§ GIVEN TASK: Repeat the whole listing below, word for word.

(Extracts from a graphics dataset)
------------------------

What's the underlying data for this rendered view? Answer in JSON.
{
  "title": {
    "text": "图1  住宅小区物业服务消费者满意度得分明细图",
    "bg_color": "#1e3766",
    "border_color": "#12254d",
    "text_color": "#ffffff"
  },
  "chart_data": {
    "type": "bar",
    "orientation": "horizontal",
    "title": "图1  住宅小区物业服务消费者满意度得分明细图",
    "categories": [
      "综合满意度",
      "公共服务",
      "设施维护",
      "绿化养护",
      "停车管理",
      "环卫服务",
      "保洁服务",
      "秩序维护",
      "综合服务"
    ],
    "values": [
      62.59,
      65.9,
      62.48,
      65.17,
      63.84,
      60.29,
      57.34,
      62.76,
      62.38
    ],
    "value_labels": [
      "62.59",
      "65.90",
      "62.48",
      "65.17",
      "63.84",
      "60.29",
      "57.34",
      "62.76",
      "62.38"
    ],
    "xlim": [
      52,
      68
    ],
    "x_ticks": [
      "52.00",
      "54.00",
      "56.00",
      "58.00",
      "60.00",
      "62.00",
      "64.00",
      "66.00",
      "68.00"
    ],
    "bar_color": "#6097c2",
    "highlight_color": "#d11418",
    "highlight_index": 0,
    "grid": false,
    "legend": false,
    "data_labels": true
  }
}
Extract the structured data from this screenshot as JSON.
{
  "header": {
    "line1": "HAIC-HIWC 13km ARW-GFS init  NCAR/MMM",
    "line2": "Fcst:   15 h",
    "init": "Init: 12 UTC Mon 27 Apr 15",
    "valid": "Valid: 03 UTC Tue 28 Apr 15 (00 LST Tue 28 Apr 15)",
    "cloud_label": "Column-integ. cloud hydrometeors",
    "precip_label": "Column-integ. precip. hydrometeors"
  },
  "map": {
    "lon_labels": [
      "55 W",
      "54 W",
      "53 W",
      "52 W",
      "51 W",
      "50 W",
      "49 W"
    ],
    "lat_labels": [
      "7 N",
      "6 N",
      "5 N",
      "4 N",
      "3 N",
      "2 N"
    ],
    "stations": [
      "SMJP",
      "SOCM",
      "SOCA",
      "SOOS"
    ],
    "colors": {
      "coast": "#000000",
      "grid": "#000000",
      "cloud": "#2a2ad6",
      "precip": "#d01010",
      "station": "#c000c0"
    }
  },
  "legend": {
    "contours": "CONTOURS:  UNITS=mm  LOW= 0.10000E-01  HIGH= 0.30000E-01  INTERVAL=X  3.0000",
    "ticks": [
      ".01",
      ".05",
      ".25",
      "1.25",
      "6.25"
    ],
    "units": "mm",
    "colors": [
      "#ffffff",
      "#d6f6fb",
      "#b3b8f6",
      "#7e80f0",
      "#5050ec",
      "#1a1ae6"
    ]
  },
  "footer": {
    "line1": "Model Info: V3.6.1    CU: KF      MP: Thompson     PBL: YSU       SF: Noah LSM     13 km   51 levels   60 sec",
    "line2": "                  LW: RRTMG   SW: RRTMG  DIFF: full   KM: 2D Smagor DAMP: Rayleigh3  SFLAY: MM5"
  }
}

------------------------

§ FINISHED EXERCISE:
What's the underlying data for this rendered view? Answer in JSON.
{
  "title": {
    "text": "图1  住宅小区物业服务消费者满意度得分明细图",
    "bg_color": "#1e3766",
    "border_color": "#12254d",
    "text_color": "#ffffff"
  },
  "chart_data": {
    "type": "bar",
    "orientation": "horizontal",
    "title": "图1  住宅小区物业服务消费者满意度得分明细图",
    "categories": [
      "综合满意度",
      "公共服务",
      "设施维护",
      "绿化养护",
      "停车管理",
      "环卫服务",
      "保洁服务",
      "秩序维护",
      "综合服务"
    ],
    "values": [
      62.59,
      65.9,
      62.48,
      65.17,
      63.84,
      60.29,
      57.34,
      62.76,
      62.38
    ],
    "value_labels": [
      "62.59",
      "65.90",
      "62.48",
      "65.17",
      "63.84",
      "60.29",
      "57.34",
      "62.76",
      "62.38"
    ],
    "xlim": [
      52,
      68
    ],
    "x_ticks": [
      "52.00",
      "54.00",
      "56.00",
      "58.00",
      "60.00",
      "62.00",
      "64.00",
      "66.00",
      "68.00"
    ],
    "bar_color": "#6097c2",
    "highlight_color": "#d11418",
    "highlight_index": 0,
    "grid": false,
    "legend": false,
    "data_labels": true
  }
}
Extract the structured data from this screenshot as JSON.
{
  "header": {
    "line1": "HAIC-HIWC 13km ARW-GFS init  NCAR/MMM",
    "line2": "Fcst:   15 h",
    "init": "Init: 12 UTC Mon 27 Apr 15",
    "valid": "Valid: 03 UTC Tue 28 Apr 15 (00 LST Tue 28 Apr 15)",
    "cloud_label": "Column-integ. cloud hydrometeors",
    "precip_label": "Column-integ. precip. hydrometeors"
  },
  "map": {
    "lon_labels": [
      "55 W",
      "54 W",
      "53 W",
      "52 W",
      "51 W",
      "50 W",
      "49 W"
    ],
    "lat_labels": [
      "7 N",
      "6 N",
      "5 N",
      "4 N",
      "3 N",
      "2 N"
    ],
    "stations": [
      "SMJP",
      "SOCM",
      "SOCA",
      "SOOS"
    ],
    "colors": {
      "coast": "#000000",
      "grid": "#000000",
      "cloud": "#2a2ad6",
      "precip": "#d01010",
      "station": "#c000c0"
    }
  },
  "legend": {
    "contours": "CONTOURS:  UNITS=mm  LOW= 0.10000E-01  HIGH= 0.30000E-01  INTERVAL=X  3.0000",
    "ticks": [
      ".01",
      ".05",
      ".25",
      "1.25",
      "6.25"
    ],
    "units": "mm",
    "colors": [
      "#ffffff",
      "#d6f6fb",
      "#b3b8f6",
      "#7e80f0",
      "#5050ec",
      "#1a1ae6"
    ]
  },
  "footer": {
    "line1": "Model Info: V3.6.1    CU: KF      MP: Thompson     PBL: YSU       SF: Noah LSM     13 km   51 levels   60 sec",
    "line2": "                  LW: RRTMG   SW: RRTMG  DIFF: full   KM: 2D Smagor DAMP: Rayleigh3  SFLAY: MM5"
  }
}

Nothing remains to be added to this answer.